What to produce
Filter the records below and copy every line containing the word "JSON".

[Recorded data]
___

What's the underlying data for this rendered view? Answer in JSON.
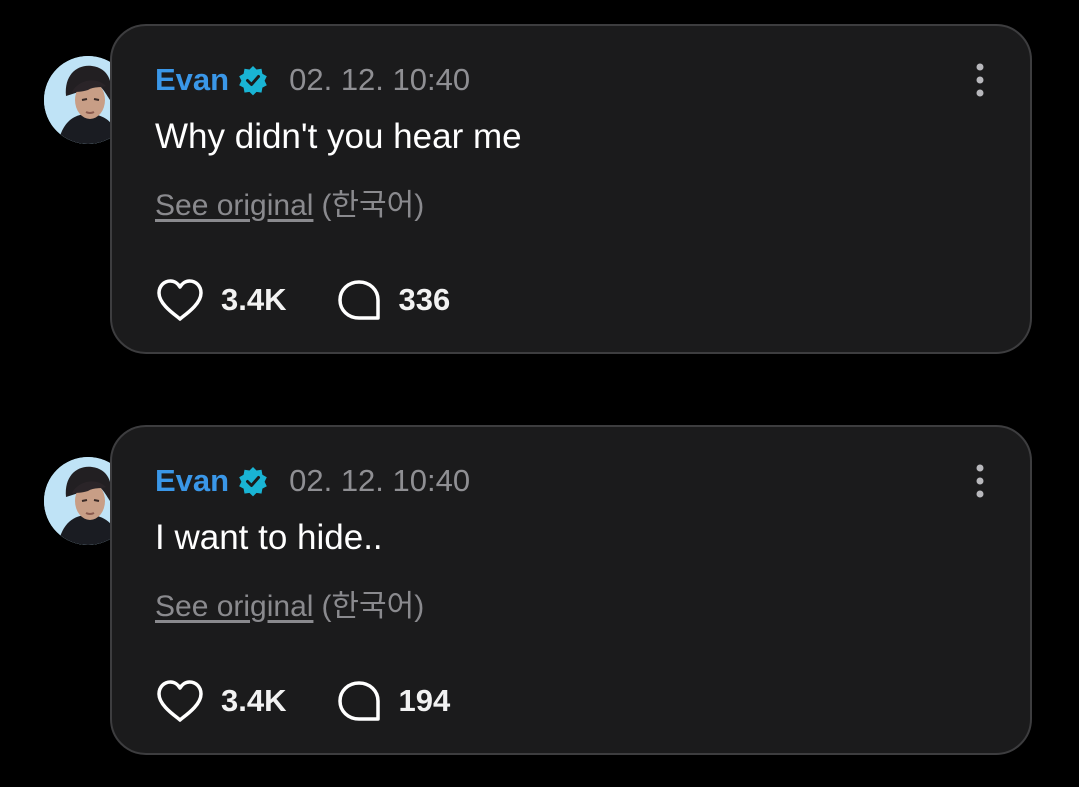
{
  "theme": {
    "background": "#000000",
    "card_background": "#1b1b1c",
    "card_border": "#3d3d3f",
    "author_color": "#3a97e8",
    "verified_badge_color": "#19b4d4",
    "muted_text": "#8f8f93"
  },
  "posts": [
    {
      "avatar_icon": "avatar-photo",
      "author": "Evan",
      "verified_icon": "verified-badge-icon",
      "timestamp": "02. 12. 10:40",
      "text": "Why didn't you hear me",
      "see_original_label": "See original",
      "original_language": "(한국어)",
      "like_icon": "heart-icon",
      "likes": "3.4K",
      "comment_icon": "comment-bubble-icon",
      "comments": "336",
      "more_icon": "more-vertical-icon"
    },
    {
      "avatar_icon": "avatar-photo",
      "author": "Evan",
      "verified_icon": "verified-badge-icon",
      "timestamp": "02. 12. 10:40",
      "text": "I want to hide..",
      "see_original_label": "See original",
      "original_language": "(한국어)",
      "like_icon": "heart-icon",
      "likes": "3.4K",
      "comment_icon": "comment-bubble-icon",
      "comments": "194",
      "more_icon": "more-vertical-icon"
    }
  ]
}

___

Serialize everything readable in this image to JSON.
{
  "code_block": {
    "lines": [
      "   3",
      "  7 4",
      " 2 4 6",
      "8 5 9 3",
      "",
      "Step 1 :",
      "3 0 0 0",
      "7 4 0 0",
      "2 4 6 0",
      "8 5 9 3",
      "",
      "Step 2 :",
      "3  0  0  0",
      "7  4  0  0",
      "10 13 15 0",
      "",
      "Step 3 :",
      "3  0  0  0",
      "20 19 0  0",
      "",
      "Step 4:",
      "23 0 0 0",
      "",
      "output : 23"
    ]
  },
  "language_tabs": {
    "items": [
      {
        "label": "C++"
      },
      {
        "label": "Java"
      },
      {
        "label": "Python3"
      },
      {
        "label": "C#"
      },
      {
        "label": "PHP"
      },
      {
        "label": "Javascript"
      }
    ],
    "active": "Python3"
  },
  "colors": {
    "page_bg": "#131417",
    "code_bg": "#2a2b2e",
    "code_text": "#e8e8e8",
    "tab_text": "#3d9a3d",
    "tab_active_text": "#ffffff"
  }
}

___

Written answer
What's the underlying data for this rendered view? Answer in JSON.
Serialize everything readable in this image to JSON.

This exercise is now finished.